Element-and-box listings:

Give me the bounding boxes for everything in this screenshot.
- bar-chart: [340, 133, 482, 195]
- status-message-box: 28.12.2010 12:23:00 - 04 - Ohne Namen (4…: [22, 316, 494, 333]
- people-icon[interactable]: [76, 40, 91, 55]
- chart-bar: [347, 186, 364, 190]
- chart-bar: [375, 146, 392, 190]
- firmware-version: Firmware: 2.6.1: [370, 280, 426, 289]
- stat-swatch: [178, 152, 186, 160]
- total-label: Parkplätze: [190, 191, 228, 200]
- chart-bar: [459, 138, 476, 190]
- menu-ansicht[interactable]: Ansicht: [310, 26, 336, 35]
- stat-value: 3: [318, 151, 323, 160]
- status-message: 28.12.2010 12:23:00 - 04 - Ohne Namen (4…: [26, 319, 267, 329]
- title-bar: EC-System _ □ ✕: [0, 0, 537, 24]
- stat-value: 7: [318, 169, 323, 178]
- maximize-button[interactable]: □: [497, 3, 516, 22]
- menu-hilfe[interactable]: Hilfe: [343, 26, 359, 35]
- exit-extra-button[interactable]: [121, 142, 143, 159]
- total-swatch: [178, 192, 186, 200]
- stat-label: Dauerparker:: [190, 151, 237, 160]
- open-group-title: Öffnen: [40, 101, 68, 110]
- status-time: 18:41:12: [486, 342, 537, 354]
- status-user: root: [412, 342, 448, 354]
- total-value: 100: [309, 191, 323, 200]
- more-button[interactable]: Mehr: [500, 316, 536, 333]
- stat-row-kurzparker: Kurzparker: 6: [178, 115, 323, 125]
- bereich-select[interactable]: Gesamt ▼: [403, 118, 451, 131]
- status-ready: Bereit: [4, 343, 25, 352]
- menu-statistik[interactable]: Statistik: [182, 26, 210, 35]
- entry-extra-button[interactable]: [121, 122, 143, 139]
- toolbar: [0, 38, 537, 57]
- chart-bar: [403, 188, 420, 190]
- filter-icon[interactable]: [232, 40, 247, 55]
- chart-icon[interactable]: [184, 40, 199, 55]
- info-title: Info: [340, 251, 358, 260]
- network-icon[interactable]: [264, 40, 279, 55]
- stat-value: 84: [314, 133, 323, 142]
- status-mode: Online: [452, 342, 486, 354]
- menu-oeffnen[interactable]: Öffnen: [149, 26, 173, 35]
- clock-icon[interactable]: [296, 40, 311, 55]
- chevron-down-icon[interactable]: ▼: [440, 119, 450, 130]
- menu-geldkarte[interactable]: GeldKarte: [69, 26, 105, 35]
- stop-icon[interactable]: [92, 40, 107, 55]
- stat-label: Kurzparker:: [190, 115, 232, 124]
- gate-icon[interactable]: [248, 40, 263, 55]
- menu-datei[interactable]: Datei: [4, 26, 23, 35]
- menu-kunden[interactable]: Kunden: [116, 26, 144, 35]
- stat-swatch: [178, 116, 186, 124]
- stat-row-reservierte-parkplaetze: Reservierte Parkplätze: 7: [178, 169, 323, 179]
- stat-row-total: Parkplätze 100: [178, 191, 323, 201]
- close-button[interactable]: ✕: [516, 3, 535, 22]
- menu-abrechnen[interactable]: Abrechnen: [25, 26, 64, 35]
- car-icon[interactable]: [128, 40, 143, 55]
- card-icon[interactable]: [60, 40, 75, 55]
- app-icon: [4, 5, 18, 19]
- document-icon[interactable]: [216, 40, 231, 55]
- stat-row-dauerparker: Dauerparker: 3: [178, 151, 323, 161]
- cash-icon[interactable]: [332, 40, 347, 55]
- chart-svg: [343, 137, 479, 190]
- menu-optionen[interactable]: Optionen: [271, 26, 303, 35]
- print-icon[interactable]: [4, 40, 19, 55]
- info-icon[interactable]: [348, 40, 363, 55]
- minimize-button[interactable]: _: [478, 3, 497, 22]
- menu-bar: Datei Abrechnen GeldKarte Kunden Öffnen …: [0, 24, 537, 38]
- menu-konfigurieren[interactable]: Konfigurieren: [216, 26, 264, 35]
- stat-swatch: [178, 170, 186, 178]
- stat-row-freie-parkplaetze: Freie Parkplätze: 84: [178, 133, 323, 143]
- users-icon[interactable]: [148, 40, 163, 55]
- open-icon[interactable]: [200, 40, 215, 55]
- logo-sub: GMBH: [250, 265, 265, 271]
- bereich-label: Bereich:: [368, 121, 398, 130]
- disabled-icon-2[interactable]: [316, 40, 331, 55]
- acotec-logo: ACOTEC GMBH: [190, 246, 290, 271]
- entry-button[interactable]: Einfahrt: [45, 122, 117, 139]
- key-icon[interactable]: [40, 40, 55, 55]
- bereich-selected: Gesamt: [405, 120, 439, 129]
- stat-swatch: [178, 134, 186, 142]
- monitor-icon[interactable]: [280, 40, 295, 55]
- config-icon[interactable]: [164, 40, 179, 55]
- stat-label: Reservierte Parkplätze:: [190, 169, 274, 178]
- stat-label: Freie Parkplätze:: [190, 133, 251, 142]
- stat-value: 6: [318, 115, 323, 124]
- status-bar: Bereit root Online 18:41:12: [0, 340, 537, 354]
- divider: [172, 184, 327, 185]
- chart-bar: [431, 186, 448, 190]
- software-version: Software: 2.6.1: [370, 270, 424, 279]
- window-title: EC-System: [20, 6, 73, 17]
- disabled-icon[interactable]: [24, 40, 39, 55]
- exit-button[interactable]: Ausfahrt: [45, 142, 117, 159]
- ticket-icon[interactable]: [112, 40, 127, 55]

PROBLEM DETAILS: Convert the material above into a JSON array of strings, one string for each line, leaving out any blank lines.

EXPECTED OUTPUT:
[
  "Give me the bounding boxes for everything in this screenshot.",
  "- bar-chart: [340, 133, 482, 195]",
  "- status-message-box: 28.12.2010 12:23:00 - 04 - Ohne Namen (4…: [22, 316, 494, 333]",
  "- people-icon[interactable]: [76, 40, 91, 55]",
  "- chart-bar: [347, 186, 364, 190]",
  "- chart-bar: [375, 146, 392, 190]",
  "- firmware-version: Firmware: 2.6.1: [370, 280, 426, 289]",
  "- stat-swatch: [178, 152, 186, 160]",
  "- total-label: Parkplätze: [190, 191, 228, 200]",
  "- chart-bar: [459, 138, 476, 190]",
  "- menu-ansicht[interactable]: Ansicht: [310, 26, 336, 35]",
  "- stat-value: 3: [318, 151, 323, 160]",
  "- status-message: 28.12.2010 12:23:00 - 04 - Ohne Namen (4…: [26, 319, 267, 329]",
  "- title-bar: EC-System _ □ ✕: [0, 0, 537, 24]",
  "- stat-value: 7: [318, 169, 323, 178]",
  "- maximize-button[interactable]: □: [497, 3, 516, 22]",
  "- menu-hilfe[interactable]: Hilfe: [343, 26, 359, 35]",
  "- exit-extra-button[interactable]: [121, 142, 143, 159]",
  "- total-swatch: [178, 192, 186, 200]",
  "- stat-label: Dauerparker:: [190, 151, 237, 160]",
  "- open-group-title: Öffnen: [40, 101, 68, 110]",
  "- status-time: 18:41:12: [486, 342, 537, 354]",
  "- status-user: root: [412, 342, 448, 354]",
  "- total-value: 100: [309, 191, 323, 200]",
  "- more-button[interactable]: Mehr: [500, 316, 536, 333]",
  "- stat-row-kurzparker: Kurzparker: 6: [178, 115, 323, 125]",
  "- bereich-select[interactable]: Gesamt ▼: [403, 118, 451, 131]",
  "- status-ready: Bereit: [4, 343, 25, 352]",
  "- menu-statistik[interactable]: Statistik: [182, 26, 210, 35]",
  "- entry-extra-button[interactable]: [121, 122, 143, 139]",
  "- toolbar: [0, 38, 537, 57]",
  "- chart-bar: [403, 188, 420, 190]",
  "- filter-icon[interactable]: [232, 40, 247, 55]",
  "- chart-icon[interactable]: [184, 40, 199, 55]",
  "- info-title: Info: [340, 251, 358, 260]",
  "- network-icon[interactable]: [264, 40, 279, 55]",
  "- stat-value: 84: [314, 133, 323, 142]",
  "- status-mode: Online: [452, 342, 486, 354]",
  "- menu-oeffnen[interactable]: Öffnen: [149, 26, 173, 35]",
  "- clock-icon[interactable]: [296, 40, 311, 55]",
  "- chevron-down-icon[interactable]: ▼: [440, 119, 450, 130]",
  "- menu-geldkarte[interactable]: GeldKarte: [69, 26, 105, 35]",
  "- stop-icon[interactable]: [92, 40, 107, 55]",
  "- stat-label: Kurzparker:: [190, 115, 232, 124]",
  "- gate-icon[interactable]: [248, 40, 263, 55]",
  "- menu-datei[interactable]: Datei: [4, 26, 23, 35]",
  "- menu-kunden[interactable]: Kunden: [116, 26, 144, 35]",
  "- stat-swatch: [178, 116, 186, 124]",
  "- stat-row-reservierte-parkplaetze: Reservierte Parkplätze: 7: [178, 169, 323, 179]",
  "- stat-row-total: Parkplätze 100: [178, 191, 323, 201]",
  "- close-button[interactable]: ✕: [516, 3, 535, 22]",
  "- menu-abrechnen[interactable]: Abrechnen: [25, 26, 64, 35]",
  "- car-icon[interactable]: [128, 40, 143, 55]",
  "- card-icon[interactable]: [60, 40, 75, 55]",
  "- app-icon: [4, 5, 18, 19]",
  "- document-icon[interactable]: [216, 40, 231, 55]",
  "- stat-row-dauerparker: Dauerparker: 3: [178, 151, 323, 161]",
  "- cash-icon[interactable]: [332, 40, 347, 55]",
  "- chart-svg: [343, 137, 479, 190]",
  "- menu-optionen[interactable]: Optionen: [271, 26, 303, 35]",
  "- print-icon[interactable]: [4, 40, 19, 55]",
  "- info-icon[interactable]: [348, 40, 363, 55]",
  "- minimize-button[interactable]: _: [478, 3, 497, 22]",
  "- menu-bar: Datei Abrechnen GeldKarte Kunden Öffnen …: [0, 24, 537, 38]",
  "- menu-konfigurieren[interactable]: Konfigurieren: [216, 26, 264, 35]",
  "- stat-swatch: [178, 170, 186, 178]",
  "- stat-row-freie-parkplaetze: Freie Parkplätze: 84: [178, 133, 323, 143]",
  "- users-icon[interactable]: [148, 40, 163, 55]",
  "- open-icon[interactable]: [200, 40, 215, 55]",
  "- logo-sub: GMBH: [250, 265, 265, 271]",
  "- bereich-label: Bereich:: [368, 121, 398, 130]",
  "- disabled-icon-2[interactable]: [316, 40, 331, 55]",
  "- acotec-logo: ACOTEC GMBH: [190, 246, 290, 271]",
  "- entry-button[interactable]: Einfahrt: [45, 122, 117, 139]",
  "- key-icon[interactable]: [40, 40, 55, 55]",
  "- bereich-selected: Gesamt: [405, 120, 439, 129]",
  "- stat-swatch: [178, 134, 186, 142]",
  "- monitor-icon[interactable]: [280, 40, 295, 55]",
  "- config-icon[interactable]: [164, 40, 179, 55]",
  "- stat-label: Reservierte Parkplätze:: [190, 169, 274, 178]",
  "- stat-label: Freie Parkplätze:: [190, 133, 251, 142]",
  "- stat-value: 6: [318, 115, 323, 124]",
  "- status-bar: Bereit root Online 18:41:12: [0, 340, 537, 354]",
  "- divider: [172, 184, 327, 185]",
  "- chart-bar: [431, 186, 448, 190]",
  "- software-version: Software: 2.6.1: [370, 270, 424, 279]",
  "- window-title: EC-System: [20, 6, 73, 17]",
  "- disabled-icon[interactable]: [24, 40, 39, 55]",
  "- exit-button[interactable]: Ausfahrt: [45, 142, 117, 159]",
  "- ticket-icon[interactable]: [112, 40, 127, 55]"
]